» **What the task asks**: Return a copy of each line that holds the string "name".
+++++
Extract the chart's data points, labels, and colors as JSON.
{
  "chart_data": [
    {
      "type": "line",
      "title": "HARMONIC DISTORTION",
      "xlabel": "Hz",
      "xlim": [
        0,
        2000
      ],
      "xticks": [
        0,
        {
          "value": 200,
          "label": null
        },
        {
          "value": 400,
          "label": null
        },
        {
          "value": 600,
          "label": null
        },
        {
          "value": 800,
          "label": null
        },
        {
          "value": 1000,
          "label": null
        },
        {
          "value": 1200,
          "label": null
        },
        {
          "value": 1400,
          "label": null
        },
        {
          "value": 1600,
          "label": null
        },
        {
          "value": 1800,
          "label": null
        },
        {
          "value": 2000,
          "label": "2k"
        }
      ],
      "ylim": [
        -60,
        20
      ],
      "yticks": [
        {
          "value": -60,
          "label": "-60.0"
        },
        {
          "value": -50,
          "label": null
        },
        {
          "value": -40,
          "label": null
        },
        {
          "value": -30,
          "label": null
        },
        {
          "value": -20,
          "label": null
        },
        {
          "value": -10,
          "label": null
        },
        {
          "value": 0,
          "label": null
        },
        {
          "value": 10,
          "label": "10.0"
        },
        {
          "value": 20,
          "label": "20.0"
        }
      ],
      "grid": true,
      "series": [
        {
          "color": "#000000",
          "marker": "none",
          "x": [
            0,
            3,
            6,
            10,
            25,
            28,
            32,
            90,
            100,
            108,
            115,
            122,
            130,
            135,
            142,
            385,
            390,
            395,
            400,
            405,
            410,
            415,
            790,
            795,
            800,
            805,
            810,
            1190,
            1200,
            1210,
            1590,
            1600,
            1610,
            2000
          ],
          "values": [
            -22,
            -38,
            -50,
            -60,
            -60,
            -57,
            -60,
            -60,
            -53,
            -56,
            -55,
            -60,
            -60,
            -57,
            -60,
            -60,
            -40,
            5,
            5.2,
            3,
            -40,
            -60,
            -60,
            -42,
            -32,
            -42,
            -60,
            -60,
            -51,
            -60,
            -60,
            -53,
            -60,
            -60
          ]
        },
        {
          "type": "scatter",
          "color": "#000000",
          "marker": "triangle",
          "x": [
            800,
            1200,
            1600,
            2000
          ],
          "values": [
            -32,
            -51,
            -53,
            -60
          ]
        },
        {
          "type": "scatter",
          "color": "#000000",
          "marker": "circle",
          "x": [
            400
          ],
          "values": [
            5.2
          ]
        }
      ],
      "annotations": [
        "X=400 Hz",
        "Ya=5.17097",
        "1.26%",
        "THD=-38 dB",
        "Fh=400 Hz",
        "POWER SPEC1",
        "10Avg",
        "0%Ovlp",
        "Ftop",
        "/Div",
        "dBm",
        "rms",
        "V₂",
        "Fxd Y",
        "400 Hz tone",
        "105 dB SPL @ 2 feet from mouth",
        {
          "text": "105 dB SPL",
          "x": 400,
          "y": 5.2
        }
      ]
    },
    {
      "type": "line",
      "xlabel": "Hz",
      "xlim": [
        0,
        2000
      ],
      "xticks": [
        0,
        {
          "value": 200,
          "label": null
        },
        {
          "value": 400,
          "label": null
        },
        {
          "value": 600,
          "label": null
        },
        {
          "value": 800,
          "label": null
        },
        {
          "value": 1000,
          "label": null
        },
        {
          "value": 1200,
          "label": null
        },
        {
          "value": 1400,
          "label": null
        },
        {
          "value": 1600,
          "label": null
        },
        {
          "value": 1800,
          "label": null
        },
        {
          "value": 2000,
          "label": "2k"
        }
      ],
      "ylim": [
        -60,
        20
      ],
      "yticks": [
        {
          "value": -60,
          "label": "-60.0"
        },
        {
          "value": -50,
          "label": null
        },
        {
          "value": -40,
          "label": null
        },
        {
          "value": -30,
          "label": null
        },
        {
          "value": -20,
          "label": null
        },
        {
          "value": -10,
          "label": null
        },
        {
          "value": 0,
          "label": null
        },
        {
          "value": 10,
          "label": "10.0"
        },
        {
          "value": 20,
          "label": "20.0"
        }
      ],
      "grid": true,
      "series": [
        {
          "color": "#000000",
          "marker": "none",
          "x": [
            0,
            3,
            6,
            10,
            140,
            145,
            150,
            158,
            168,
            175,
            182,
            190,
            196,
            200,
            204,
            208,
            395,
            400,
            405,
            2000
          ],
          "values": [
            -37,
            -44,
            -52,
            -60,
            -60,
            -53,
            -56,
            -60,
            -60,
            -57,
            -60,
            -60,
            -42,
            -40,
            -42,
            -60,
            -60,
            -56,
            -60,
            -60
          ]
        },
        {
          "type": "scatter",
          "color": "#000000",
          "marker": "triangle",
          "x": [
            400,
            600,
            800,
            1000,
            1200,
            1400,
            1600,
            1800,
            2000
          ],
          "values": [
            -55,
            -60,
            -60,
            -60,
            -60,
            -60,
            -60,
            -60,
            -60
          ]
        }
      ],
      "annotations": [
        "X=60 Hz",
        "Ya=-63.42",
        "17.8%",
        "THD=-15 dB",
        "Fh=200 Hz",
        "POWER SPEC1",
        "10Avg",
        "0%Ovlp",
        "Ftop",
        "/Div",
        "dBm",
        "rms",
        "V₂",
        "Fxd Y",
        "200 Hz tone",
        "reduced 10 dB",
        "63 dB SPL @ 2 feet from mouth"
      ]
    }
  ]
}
+++++
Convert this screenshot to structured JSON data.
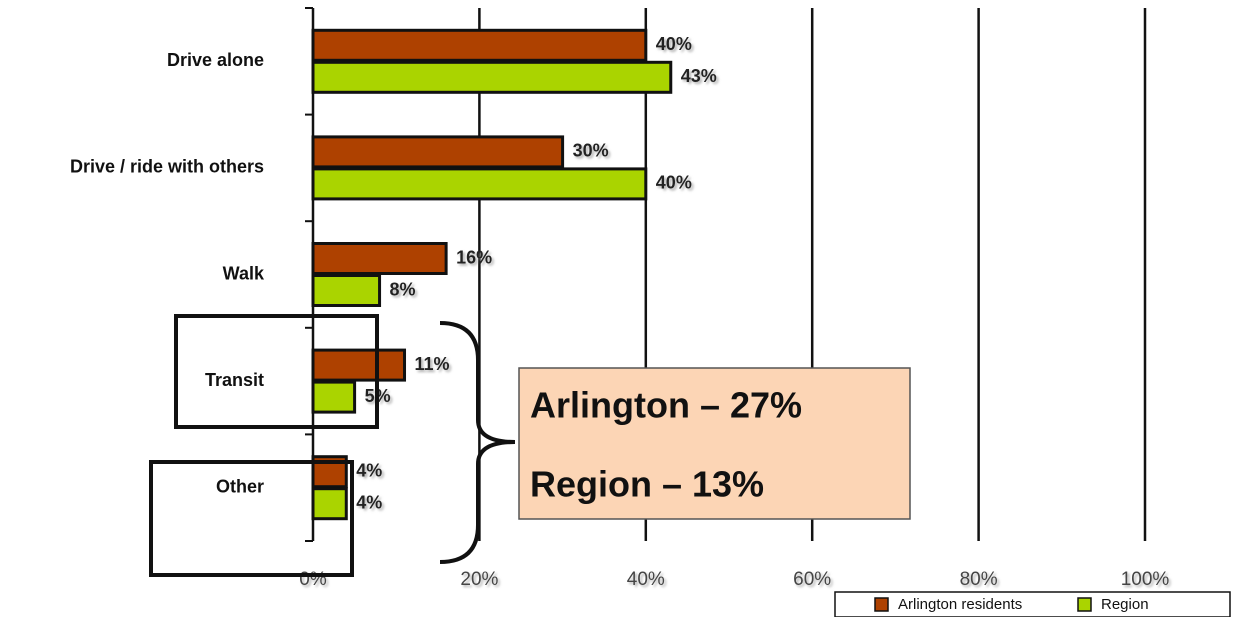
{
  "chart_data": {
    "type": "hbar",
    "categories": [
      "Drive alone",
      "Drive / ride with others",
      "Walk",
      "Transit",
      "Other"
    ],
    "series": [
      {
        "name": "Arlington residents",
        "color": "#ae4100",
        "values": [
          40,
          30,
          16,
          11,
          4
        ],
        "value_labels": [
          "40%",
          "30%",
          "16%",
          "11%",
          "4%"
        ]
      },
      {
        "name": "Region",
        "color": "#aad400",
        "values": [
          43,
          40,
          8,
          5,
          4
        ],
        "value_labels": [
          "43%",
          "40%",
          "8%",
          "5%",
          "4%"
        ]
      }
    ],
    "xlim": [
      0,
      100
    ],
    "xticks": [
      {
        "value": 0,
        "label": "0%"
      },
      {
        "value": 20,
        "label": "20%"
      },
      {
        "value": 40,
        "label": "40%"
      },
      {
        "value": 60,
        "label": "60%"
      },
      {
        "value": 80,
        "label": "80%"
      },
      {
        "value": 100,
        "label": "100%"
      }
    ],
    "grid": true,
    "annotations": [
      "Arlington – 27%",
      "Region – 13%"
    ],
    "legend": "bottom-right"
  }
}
+++++
» **Correct result**:
        "name": "Arlington residents",
        "name": "Region",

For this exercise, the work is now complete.